>>>
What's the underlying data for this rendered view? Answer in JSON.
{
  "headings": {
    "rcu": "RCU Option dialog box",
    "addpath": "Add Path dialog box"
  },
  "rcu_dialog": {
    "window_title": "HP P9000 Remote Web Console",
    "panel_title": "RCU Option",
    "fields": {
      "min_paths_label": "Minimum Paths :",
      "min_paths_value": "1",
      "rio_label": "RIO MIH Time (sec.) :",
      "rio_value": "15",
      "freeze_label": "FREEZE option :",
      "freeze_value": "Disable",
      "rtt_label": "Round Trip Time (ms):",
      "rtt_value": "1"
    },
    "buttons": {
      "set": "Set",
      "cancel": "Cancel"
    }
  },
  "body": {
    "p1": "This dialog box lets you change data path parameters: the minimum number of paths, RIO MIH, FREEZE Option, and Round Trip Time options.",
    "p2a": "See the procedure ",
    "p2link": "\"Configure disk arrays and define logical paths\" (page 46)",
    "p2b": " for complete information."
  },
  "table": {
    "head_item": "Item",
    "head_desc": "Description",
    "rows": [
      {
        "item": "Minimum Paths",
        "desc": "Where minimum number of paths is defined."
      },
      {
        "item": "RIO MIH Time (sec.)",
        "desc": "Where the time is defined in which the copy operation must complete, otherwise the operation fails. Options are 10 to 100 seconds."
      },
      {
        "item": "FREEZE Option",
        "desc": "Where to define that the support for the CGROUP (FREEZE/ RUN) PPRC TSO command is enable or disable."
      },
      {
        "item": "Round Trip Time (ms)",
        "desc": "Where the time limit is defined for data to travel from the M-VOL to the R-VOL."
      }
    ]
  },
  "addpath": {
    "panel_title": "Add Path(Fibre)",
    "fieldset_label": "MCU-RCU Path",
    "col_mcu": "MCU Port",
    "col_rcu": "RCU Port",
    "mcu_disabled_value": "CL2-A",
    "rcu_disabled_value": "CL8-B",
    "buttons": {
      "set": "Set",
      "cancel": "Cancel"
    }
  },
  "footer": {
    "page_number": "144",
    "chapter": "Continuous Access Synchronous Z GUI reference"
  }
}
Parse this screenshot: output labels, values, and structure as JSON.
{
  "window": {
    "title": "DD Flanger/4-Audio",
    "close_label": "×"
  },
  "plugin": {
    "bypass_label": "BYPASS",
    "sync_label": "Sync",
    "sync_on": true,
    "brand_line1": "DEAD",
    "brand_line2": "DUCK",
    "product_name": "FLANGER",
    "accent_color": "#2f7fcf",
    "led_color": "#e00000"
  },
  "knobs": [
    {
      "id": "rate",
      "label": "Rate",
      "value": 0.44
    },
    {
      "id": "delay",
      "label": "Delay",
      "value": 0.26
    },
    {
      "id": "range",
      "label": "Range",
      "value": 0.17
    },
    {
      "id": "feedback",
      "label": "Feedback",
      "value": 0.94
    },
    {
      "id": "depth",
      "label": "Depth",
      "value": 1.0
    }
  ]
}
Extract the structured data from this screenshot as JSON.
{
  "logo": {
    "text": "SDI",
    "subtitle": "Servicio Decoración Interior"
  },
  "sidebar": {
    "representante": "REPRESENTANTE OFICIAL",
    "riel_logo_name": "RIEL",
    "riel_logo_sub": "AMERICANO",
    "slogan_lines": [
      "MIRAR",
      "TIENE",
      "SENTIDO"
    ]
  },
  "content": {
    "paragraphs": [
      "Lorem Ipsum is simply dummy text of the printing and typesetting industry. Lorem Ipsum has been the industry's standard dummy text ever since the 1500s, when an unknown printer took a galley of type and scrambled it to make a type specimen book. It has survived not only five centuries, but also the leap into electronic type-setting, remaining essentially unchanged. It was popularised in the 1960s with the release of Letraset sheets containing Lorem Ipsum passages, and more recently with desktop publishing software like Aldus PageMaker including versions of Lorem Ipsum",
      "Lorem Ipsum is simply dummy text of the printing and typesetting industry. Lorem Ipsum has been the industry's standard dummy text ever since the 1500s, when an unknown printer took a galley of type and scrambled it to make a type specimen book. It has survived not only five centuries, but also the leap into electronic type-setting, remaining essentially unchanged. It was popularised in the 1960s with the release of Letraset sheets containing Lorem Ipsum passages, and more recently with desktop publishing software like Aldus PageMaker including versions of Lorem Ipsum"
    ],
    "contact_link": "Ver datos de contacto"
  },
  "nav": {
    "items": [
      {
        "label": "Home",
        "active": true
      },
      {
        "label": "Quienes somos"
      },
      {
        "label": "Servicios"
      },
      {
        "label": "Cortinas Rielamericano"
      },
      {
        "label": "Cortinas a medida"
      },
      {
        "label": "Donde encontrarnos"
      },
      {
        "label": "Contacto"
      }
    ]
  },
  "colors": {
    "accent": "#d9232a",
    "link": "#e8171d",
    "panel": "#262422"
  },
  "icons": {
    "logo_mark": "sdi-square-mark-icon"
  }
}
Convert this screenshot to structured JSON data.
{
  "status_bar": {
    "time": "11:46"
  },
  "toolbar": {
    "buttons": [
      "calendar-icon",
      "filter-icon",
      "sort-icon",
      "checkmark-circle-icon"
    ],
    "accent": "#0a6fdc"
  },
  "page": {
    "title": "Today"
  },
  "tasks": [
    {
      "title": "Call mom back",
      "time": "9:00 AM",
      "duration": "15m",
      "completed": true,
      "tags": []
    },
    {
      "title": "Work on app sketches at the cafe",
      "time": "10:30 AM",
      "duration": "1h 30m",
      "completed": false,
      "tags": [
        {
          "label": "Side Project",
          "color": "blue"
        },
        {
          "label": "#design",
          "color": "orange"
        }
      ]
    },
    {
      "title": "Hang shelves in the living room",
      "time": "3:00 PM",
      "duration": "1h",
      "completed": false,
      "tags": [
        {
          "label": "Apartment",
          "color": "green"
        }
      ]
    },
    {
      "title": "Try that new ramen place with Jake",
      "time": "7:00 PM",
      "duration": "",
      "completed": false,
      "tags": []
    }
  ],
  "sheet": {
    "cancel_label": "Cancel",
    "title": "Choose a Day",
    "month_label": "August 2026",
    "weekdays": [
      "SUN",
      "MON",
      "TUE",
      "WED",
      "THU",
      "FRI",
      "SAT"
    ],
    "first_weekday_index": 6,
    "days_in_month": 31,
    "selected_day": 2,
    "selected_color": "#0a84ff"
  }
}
<<<
## Exercise goal
Show the lines of the records that contain the word "typesetting".

## The completed task
      "Lorem Ipsum is simply dummy text of the printing and typesetting industry. Lorem Ipsum has been the industry's standard dummy text ever since the 1500s, when an unknown printer took a galley of type and scrambled it to make a type specimen book. It has survived not only five centuries, but also the leap into electronic type-setting, remaining essentially unchanged. It was popularised in the 1960s with the release of Letraset sheets containing Lorem Ipsum passages, and more recently with desktop publishing software like Aldus PageMaker including versions of Lorem Ipsum",
      "Lorem Ipsum is simply dummy text of the printing and typesetting industry. Lorem Ipsum has been the industry's standard dummy text ever since the 1500s, when an unknown printer took a galley of type and scrambled it to make a type specimen book. It has survived not only five centuries, but also the leap into electronic type-setting, remaining essentially unchanged. It was popularised in the 1960s with the release of Letraset sheets containing Lorem Ipsum passages, and more recently with desktop publishing software like Aldus PageMaker including versions of Lorem Ipsum"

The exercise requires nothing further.